-- Task input --
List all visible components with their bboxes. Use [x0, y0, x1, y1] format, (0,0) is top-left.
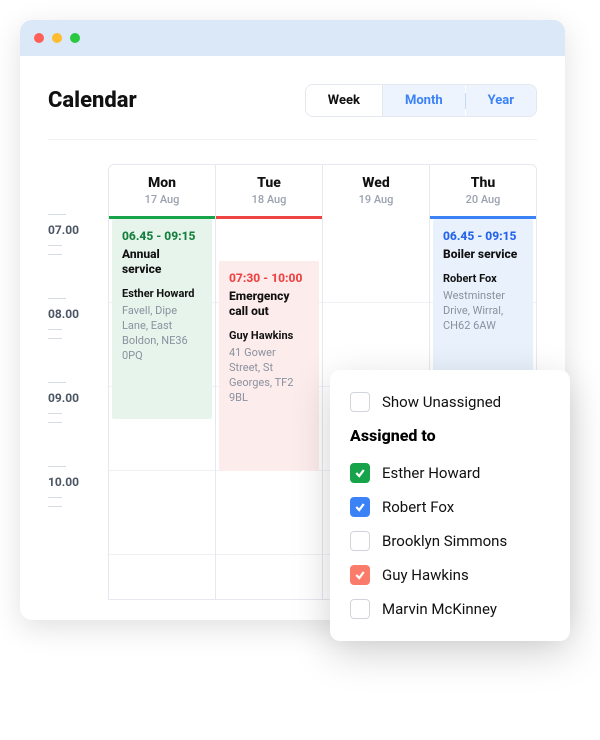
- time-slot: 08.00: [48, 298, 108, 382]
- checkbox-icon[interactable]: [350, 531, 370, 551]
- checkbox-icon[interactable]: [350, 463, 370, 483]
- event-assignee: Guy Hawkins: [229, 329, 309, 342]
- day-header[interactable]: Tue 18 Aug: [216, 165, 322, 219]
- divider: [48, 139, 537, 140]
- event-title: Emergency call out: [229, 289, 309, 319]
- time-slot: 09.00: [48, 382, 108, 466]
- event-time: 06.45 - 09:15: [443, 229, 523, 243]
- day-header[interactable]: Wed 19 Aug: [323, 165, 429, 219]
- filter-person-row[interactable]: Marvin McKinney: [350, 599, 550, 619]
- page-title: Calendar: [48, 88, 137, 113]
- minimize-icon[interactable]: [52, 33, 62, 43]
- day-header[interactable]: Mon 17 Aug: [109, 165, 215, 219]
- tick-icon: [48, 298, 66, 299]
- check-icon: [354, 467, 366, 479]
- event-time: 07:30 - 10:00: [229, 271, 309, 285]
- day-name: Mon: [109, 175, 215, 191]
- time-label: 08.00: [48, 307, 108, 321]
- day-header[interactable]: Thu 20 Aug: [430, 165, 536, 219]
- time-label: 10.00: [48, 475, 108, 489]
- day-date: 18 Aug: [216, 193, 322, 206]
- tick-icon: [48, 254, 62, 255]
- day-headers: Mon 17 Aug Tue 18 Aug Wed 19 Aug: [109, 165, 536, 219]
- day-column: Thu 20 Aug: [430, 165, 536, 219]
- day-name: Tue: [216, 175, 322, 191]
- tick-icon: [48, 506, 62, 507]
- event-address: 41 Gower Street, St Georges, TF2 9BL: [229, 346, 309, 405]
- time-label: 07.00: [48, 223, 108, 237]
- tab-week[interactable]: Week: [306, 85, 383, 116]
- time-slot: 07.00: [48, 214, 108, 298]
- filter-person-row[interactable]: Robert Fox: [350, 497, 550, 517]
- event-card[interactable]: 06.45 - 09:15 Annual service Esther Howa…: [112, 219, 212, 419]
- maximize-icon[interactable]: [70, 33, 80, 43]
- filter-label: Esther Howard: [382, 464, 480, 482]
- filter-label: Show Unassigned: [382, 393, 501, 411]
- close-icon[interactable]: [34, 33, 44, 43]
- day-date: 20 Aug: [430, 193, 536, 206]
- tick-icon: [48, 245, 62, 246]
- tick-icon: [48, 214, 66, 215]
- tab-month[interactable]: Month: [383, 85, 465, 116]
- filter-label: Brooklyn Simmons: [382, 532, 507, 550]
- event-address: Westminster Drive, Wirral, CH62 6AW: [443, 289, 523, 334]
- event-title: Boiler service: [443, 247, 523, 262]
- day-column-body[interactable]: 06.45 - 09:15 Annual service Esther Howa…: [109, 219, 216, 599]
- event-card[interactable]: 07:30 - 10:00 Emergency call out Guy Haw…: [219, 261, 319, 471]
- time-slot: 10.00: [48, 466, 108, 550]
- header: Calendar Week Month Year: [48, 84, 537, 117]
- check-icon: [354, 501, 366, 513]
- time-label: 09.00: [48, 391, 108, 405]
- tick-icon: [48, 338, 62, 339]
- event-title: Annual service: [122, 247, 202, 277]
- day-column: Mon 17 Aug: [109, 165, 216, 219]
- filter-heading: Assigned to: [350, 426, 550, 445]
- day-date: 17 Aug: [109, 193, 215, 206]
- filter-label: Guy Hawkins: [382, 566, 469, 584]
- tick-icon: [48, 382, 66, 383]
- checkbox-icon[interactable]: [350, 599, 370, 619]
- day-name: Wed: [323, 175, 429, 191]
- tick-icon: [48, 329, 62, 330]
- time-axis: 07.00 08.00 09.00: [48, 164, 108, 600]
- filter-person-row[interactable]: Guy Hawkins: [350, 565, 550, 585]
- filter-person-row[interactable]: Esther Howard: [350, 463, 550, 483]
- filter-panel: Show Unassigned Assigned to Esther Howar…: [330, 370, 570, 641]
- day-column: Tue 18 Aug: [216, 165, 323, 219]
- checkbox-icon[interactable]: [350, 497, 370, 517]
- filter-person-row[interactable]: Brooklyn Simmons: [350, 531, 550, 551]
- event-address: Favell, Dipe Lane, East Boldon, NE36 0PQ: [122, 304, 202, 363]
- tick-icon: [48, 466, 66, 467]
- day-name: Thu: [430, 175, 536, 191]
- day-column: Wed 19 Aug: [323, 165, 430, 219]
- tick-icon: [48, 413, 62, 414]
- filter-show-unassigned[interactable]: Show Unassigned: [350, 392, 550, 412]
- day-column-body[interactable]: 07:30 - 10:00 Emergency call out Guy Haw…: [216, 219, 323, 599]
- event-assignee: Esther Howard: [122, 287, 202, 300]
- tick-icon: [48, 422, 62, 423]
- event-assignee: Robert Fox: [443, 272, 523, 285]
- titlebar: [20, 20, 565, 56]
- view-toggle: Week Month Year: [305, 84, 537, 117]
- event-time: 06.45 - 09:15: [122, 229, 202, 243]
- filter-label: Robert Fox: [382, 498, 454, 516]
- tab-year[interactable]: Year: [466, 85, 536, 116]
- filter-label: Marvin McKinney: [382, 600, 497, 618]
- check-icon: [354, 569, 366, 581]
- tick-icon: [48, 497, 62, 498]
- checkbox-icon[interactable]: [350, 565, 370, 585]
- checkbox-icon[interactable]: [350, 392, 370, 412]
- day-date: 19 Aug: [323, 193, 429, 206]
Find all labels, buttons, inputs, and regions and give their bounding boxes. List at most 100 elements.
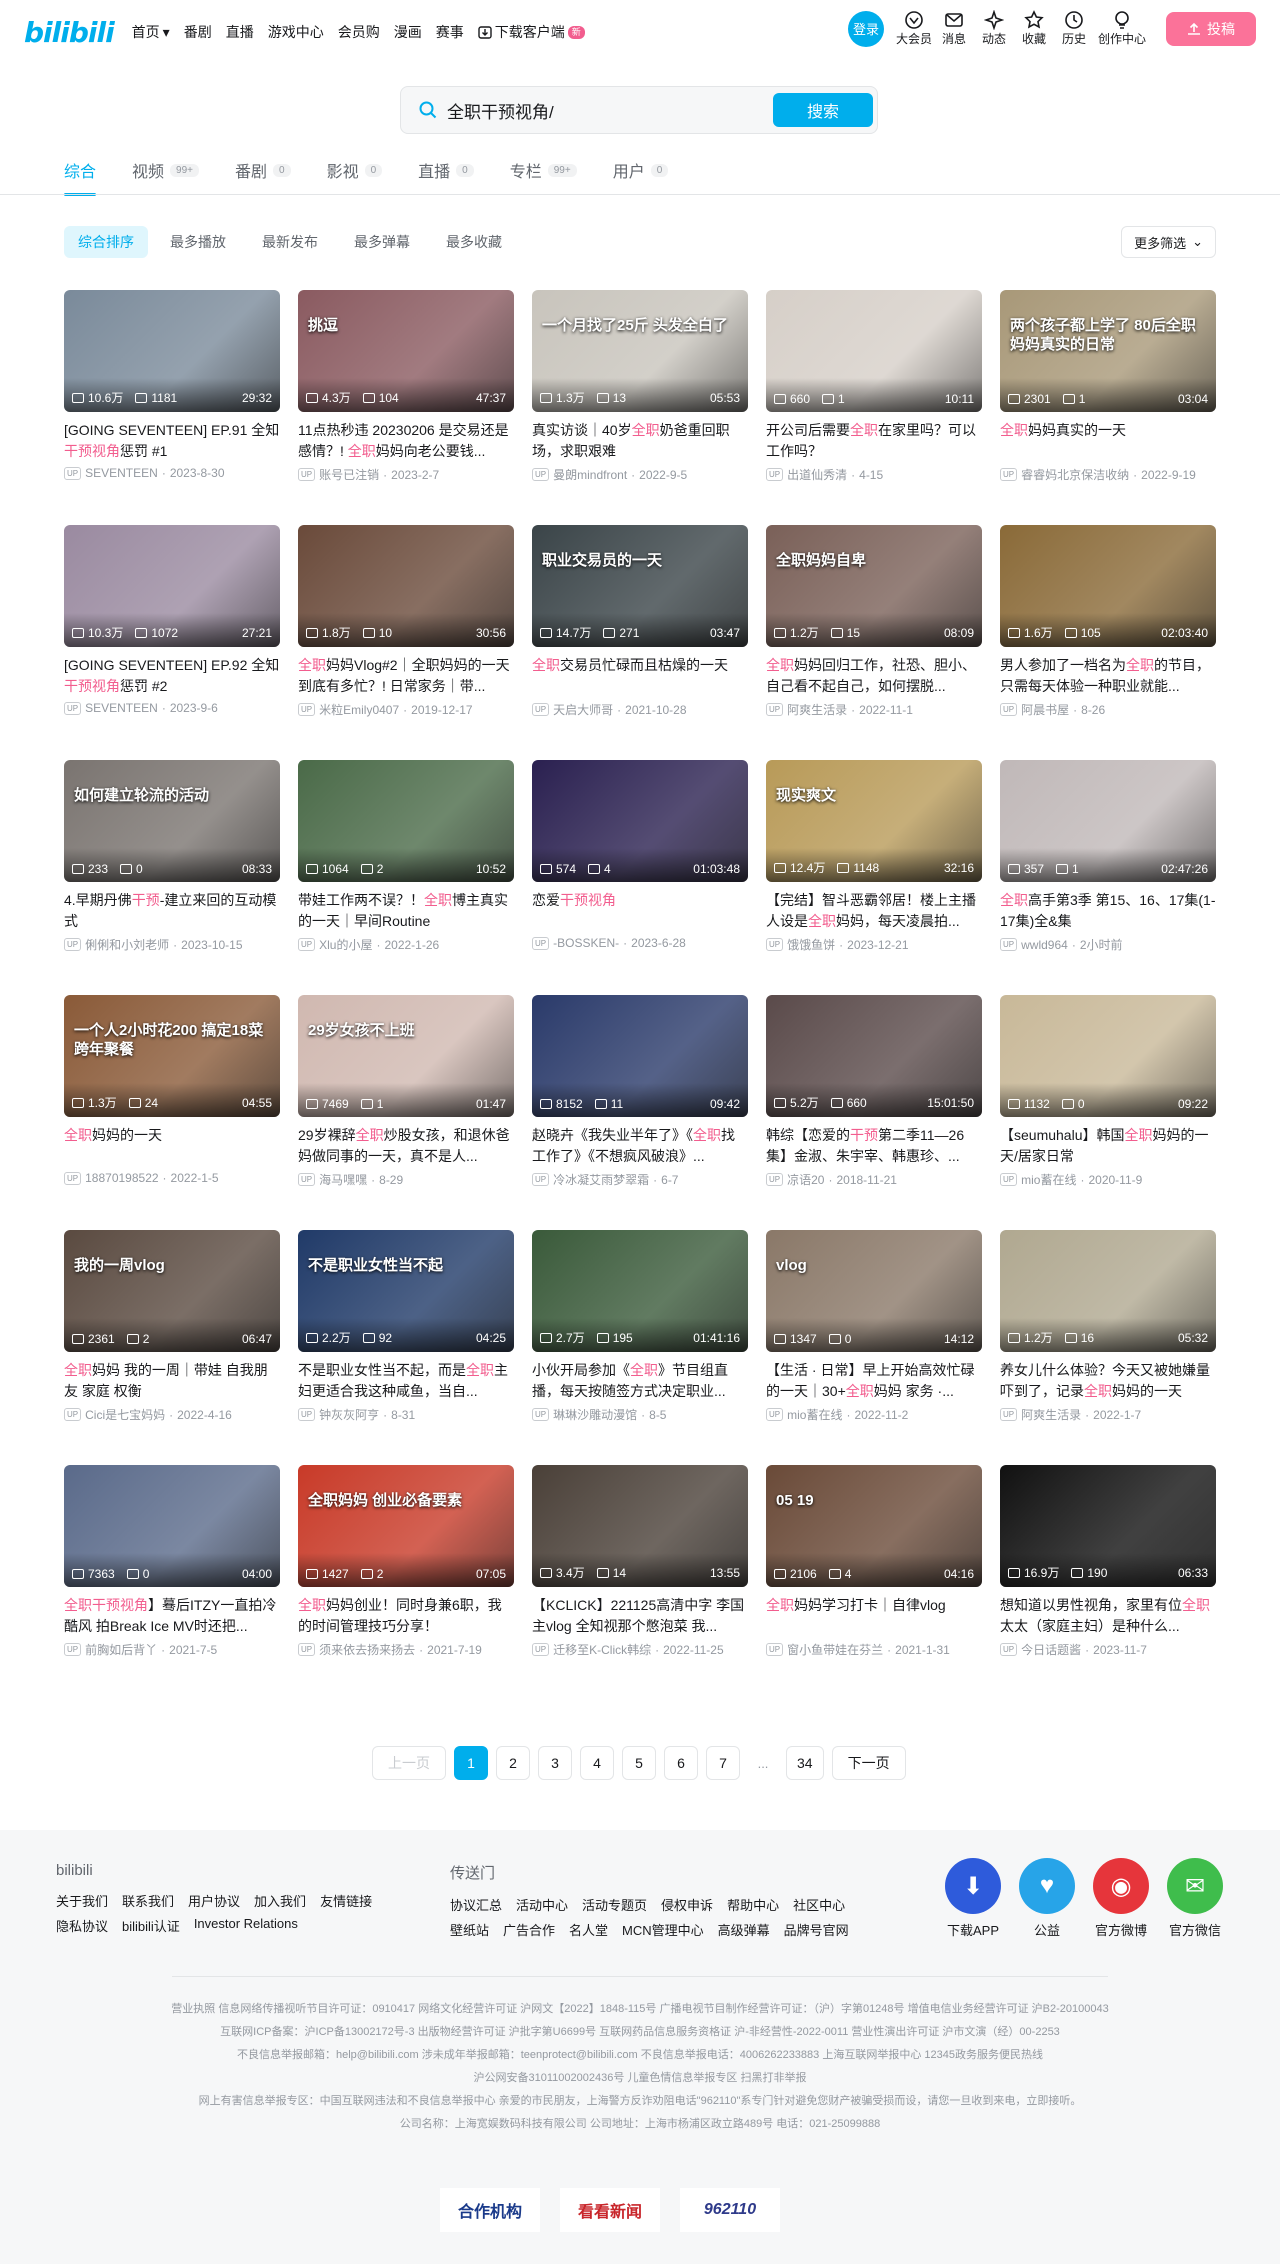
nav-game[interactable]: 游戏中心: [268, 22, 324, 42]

-- The problem --
Write out the listing above word for word, without the pictures.

-- Full solution --
List all visible components with their bboxes. Use [x0, y0, x1, y1] format, (0,0) is top-left.
- time-slot: 08.00: [48, 298, 108, 382]
- checkbox-icon[interactable]: [350, 531, 370, 551]
- checkbox-icon[interactable]: [350, 463, 370, 483]
- event-assignee: Guy Hawkins: [229, 329, 309, 342]
- day-header[interactable]: Tue 18 Aug: [216, 165, 322, 219]
- divider: [48, 139, 537, 140]
- event-title: Emergency call out: [229, 289, 309, 319]
- time-slot: 09.00: [48, 382, 108, 466]
- event-time: 06.45 - 09:15: [443, 229, 523, 243]
- day-header[interactable]: Wed 19 Aug: [323, 165, 429, 219]
- filter-person-row[interactable]: Marvin McKinney: [350, 599, 550, 619]
- page-title: Calendar: [48, 88, 137, 113]
- minimize-icon[interactable]: [52, 33, 62, 43]
- day-header[interactable]: Mon 17 Aug: [109, 165, 215, 219]
- tick-icon: [48, 298, 66, 299]
- check-icon: [354, 467, 366, 479]
- event-time: 07:30 - 10:00: [229, 271, 309, 285]
- day-name: Mon: [109, 175, 215, 191]
- time-label: 08.00: [48, 307, 108, 321]
- day-header[interactable]: Thu 20 Aug: [430, 165, 536, 219]
- time-label: 10.00: [48, 475, 108, 489]
- day-date: 18 Aug: [216, 193, 322, 206]
- tick-icon: [48, 254, 62, 255]
- day-headers: Mon 17 Aug Tue 18 Aug Wed 19 Aug: [109, 165, 536, 219]
- day-column: Thu 20 Aug: [430, 165, 536, 219]
- day-name: Tue: [216, 175, 322, 191]
- tick-icon: [48, 506, 62, 507]
- event-address: 41 Gower Street, St Georges, TF2 9BL: [229, 346, 309, 405]
- time-label: 07.00: [48, 223, 108, 237]
- tab-week[interactable]: Week: [306, 85, 383, 116]
- time-slot: 07.00: [48, 214, 108, 298]
- filter-person-row[interactable]: Robert Fox: [350, 497, 550, 517]
- event-card[interactable]: 06.45 - 09:15 Annual service Esther Howa…: [112, 219, 212, 419]
- maximize-icon[interactable]: [70, 33, 80, 43]
- filter-label: Esther Howard: [382, 464, 480, 482]
- filter-label: Show Unassigned: [382, 393, 501, 411]
- close-icon[interactable]: [34, 33, 44, 43]
- day-date: 20 Aug: [430, 193, 536, 206]
- tick-icon: [48, 245, 62, 246]
- tick-icon: [48, 214, 66, 215]
- tab-month[interactable]: Month: [383, 85, 465, 116]
- filter-label: Brooklyn Simmons: [382, 532, 507, 550]
- event-address: Westminster Drive, Wirral, CH62 6AW: [443, 289, 523, 334]
- event-title: Boiler service: [443, 247, 523, 262]
- day-column-body[interactable]: 06.45 - 09:15 Annual service Esther Howa…: [109, 219, 216, 599]
- event-card[interactable]: 07:30 - 10:00 Emergency call out Guy Haw…: [219, 261, 319, 471]
- time-slot: 10.00: [48, 466, 108, 550]
- header: Calendar Week Month Year: [48, 84, 537, 117]
- check-icon: [354, 501, 366, 513]
- time-label: 09.00: [48, 391, 108, 405]
- tick-icon: [48, 338, 62, 339]
- event-title: Annual service: [122, 247, 202, 277]
- day-column: Mon 17 Aug: [109, 165, 216, 219]
- filter-heading: Assigned to: [350, 426, 550, 445]
- day-date: 17 Aug: [109, 193, 215, 206]
- filter-label: Guy Hawkins: [382, 566, 469, 584]
- tick-icon: [48, 382, 66, 383]
- checkbox-icon[interactable]: [350, 599, 370, 619]
- day-name: Wed: [323, 175, 429, 191]
- tick-icon: [48, 329, 62, 330]
- time-axis: 07.00 08.00 09.00: [48, 164, 108, 600]
- filter-person-row[interactable]: Guy Hawkins: [350, 565, 550, 585]
- filter-person-row[interactable]: Esther Howard: [350, 463, 550, 483]
- filter-panel: Show Unassigned Assigned to Esther Howar…: [330, 370, 570, 641]
- day-column: Tue 18 Aug: [216, 165, 323, 219]
- checkbox-icon[interactable]: [350, 497, 370, 517]
- filter-person-row[interactable]: Brooklyn Simmons: [350, 531, 550, 551]
- event-address: Favell, Dipe Lane, East Boldon, NE36 0PQ: [122, 304, 202, 363]
- tick-icon: [48, 466, 66, 467]
- day-name: Thu: [430, 175, 536, 191]
- day-column: Wed 19 Aug: [323, 165, 430, 219]
- tick-icon: [48, 413, 62, 414]
- filter-show-unassigned[interactable]: Show Unassigned: [350, 392, 550, 412]
- day-column-body[interactable]: 07:30 - 10:00 Emergency call out Guy Haw…: [216, 219, 323, 599]
- event-assignee: Esther Howard: [122, 287, 202, 300]
- tick-icon: [48, 422, 62, 423]
- event-assignee: Robert Fox: [443, 272, 523, 285]
- titlebar: [20, 20, 565, 56]
- view-toggle: Week Month Year: [305, 84, 537, 117]
- event-time: 06.45 - 09:15: [122, 229, 202, 243]
- filter-label: Robert Fox: [382, 498, 454, 516]
- tab-year[interactable]: Year: [466, 85, 536, 116]
- filter-label: Marvin McKinney: [382, 600, 497, 618]
- check-icon: [354, 569, 366, 581]
- tick-icon: [48, 497, 62, 498]
- checkbox-icon[interactable]: [350, 565, 370, 585]
- checkbox-icon[interactable]: [350, 392, 370, 412]
- day-date: 19 Aug: [323, 193, 429, 206]
Find all labels, buttons, inputs, and regions and give their bounding boxes. List at most 100 elements.
nav-game[interactable]: 游戏中心: [268, 22, 324, 42]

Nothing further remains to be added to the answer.